**STATED TASK**
Spot each line in the records below where the word "highest" occurs, then copy it.

(Records from a data source)

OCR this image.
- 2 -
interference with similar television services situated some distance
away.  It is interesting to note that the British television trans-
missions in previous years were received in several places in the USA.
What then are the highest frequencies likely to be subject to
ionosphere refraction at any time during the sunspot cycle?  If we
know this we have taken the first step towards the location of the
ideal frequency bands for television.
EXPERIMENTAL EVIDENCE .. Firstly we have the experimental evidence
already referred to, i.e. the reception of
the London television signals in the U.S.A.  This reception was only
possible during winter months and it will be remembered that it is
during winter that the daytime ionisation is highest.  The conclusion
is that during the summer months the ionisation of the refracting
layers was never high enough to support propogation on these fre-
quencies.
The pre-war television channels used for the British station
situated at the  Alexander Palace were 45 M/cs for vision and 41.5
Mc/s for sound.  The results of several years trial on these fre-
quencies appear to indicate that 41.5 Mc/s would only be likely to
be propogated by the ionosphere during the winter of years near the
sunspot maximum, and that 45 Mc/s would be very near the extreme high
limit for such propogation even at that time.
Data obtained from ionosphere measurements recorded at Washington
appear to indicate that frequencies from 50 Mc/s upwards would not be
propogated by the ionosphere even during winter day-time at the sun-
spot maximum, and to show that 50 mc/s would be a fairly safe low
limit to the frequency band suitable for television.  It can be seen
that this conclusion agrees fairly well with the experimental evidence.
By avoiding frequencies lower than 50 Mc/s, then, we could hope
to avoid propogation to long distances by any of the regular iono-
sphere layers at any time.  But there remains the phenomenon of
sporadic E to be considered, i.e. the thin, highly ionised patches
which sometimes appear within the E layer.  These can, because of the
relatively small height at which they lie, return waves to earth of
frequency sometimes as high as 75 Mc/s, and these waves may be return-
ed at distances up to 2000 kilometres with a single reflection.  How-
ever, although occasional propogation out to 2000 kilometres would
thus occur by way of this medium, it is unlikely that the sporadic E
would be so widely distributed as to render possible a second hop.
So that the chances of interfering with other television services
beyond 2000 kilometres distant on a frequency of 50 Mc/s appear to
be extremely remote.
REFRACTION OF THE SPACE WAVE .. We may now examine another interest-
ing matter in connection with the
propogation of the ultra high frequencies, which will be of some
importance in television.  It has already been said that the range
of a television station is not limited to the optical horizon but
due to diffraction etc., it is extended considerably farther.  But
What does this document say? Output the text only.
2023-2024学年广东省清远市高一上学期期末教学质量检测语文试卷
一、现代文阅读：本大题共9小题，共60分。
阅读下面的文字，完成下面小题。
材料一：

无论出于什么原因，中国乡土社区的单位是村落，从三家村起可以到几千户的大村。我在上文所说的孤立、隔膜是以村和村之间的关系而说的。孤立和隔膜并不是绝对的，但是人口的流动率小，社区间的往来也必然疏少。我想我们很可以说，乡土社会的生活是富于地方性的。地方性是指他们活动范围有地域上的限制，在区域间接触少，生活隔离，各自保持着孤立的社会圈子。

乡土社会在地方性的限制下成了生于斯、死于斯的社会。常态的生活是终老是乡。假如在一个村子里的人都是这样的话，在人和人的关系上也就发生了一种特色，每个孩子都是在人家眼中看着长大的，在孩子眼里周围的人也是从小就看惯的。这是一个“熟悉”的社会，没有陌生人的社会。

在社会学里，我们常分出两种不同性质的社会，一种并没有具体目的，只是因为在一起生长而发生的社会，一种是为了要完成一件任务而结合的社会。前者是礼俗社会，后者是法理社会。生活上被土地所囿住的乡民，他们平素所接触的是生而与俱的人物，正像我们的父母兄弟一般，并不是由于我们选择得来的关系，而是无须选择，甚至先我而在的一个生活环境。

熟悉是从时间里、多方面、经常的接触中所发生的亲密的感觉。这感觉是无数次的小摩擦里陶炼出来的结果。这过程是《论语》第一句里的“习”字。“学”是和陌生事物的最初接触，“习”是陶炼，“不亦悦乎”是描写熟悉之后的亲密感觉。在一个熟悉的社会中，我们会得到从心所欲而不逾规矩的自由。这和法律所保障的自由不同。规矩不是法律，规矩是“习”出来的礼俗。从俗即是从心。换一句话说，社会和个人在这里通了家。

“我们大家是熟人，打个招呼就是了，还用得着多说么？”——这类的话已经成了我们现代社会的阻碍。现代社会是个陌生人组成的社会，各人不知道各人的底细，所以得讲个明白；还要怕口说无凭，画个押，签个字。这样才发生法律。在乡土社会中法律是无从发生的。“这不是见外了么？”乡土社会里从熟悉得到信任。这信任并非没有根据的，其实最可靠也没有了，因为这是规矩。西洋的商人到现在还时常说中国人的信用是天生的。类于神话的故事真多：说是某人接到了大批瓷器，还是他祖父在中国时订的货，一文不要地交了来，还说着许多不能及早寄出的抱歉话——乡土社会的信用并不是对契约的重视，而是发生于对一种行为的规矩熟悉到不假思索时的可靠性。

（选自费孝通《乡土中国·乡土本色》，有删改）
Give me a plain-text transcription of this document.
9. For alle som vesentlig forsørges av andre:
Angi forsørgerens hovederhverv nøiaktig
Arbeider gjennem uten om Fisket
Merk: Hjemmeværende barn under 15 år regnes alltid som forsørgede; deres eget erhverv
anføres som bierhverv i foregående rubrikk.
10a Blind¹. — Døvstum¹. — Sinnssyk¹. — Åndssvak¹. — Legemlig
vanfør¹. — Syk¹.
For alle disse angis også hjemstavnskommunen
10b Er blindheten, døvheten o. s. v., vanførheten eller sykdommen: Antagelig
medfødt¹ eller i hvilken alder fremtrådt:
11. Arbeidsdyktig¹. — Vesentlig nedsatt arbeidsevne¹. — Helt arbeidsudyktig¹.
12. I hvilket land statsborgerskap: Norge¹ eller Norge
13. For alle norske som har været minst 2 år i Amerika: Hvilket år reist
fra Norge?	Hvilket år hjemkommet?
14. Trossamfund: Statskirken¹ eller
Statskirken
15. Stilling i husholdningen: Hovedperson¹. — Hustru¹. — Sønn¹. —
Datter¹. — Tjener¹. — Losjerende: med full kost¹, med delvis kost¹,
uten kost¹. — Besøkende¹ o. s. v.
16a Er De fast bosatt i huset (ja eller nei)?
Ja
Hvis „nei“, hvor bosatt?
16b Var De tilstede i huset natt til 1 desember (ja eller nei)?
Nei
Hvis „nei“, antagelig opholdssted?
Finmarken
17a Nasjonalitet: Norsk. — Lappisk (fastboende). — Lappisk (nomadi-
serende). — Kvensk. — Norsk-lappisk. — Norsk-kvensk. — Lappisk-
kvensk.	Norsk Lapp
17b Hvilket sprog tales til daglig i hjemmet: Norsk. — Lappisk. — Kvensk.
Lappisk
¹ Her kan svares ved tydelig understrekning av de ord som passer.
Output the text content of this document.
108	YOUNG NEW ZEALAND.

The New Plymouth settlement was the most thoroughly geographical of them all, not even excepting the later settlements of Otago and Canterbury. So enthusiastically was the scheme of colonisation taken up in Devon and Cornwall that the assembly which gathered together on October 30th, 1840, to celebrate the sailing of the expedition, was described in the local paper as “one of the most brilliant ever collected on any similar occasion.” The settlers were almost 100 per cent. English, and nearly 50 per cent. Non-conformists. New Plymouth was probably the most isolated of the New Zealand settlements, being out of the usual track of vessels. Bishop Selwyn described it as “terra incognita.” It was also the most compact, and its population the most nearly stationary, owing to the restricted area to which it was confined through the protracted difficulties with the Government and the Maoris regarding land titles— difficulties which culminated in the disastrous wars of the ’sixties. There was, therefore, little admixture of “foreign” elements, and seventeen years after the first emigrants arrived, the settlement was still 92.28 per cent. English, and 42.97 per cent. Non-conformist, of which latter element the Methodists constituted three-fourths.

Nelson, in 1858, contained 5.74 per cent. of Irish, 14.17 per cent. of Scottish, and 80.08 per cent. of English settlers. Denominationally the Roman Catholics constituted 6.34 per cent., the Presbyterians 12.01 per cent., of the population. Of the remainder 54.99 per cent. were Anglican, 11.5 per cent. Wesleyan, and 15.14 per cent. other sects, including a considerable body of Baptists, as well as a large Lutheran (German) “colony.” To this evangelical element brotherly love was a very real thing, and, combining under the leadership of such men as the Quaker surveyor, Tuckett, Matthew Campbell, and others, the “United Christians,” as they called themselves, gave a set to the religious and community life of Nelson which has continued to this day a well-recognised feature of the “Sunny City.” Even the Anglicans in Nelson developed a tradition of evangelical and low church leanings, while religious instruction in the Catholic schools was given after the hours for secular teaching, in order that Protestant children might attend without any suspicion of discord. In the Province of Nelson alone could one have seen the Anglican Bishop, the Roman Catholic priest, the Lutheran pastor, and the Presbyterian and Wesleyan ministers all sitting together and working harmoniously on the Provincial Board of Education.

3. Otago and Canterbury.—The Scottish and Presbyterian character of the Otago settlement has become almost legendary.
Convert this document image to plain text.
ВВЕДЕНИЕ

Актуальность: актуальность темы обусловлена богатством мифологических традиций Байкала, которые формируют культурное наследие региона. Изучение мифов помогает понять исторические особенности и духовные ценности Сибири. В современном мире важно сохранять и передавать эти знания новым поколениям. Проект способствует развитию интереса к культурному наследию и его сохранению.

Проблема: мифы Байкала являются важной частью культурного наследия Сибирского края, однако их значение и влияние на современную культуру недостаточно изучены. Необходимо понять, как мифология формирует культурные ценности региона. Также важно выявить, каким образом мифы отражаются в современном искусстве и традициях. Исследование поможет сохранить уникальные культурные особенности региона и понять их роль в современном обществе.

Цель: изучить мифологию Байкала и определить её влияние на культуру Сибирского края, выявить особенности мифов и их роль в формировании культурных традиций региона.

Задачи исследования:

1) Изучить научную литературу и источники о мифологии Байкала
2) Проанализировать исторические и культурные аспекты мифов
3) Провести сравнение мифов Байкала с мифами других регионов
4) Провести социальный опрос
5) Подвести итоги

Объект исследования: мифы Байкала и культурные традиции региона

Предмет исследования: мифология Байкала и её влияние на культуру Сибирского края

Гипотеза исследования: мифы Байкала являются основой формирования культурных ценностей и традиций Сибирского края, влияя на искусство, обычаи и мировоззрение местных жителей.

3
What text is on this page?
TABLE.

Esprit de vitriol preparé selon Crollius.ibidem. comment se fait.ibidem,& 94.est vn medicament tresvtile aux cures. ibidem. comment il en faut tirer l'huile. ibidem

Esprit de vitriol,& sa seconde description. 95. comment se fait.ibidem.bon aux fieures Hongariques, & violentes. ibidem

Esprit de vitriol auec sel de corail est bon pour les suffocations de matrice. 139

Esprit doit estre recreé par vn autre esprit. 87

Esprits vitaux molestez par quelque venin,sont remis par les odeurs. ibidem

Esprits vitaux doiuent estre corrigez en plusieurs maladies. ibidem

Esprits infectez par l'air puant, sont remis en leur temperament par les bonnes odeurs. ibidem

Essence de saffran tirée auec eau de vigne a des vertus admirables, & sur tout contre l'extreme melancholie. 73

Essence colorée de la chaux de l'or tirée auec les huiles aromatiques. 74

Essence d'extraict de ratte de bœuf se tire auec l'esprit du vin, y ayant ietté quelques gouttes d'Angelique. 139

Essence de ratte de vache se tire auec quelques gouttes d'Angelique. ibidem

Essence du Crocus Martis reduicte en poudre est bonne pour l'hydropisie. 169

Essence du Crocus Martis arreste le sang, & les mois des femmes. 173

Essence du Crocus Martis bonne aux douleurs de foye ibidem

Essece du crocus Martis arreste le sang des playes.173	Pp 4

**WORKED SOLUTION**
What then are the highest frequencies likely to be subject to
during winter that the daytime ionisation is highest.  The conclusion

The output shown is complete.